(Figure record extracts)
------------------------------------------------------------------------

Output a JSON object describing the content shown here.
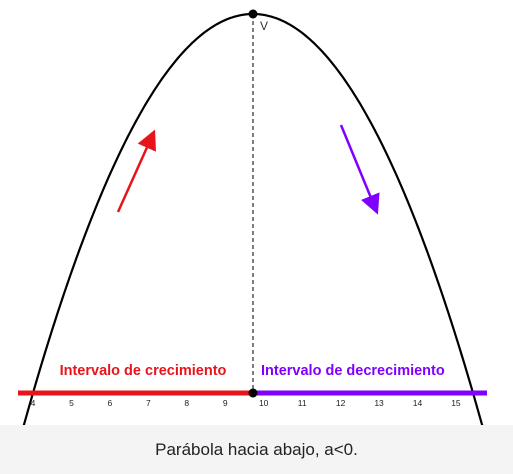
{
  "figure": {
    "vertex_label": "V",
    "left_label": "Intervalo de crecimiento",
    "right_label": "Intervalo de decrecimiento",
    "axis_ticks": [
      4,
      5,
      6,
      7,
      8,
      9,
      10,
      11,
      12,
      13,
      14,
      15
    ]
  },
  "caption": "Parábola hacia abajo, a<0."
}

------------------------------------------------------------------------

WHAT NEEDS TO BE DONE:
Repeat the records word for word. Any picture in them should be left out.

WORKED ANSWER:
Output a JSON object describing the content shown here.
{
  "figure": {
    "vertex_label": "V",
    "left_label": "Intervalo de crecimiento",
    "right_label": "Intervalo de decrecimiento",
    "axis_ticks": [
      4,
      5,
      6,
      7,
      8,
      9,
      10,
      11,
      12,
      13,
      14,
      15
    ]
  },
  "caption": "Parábola hacia abajo, a<0."
}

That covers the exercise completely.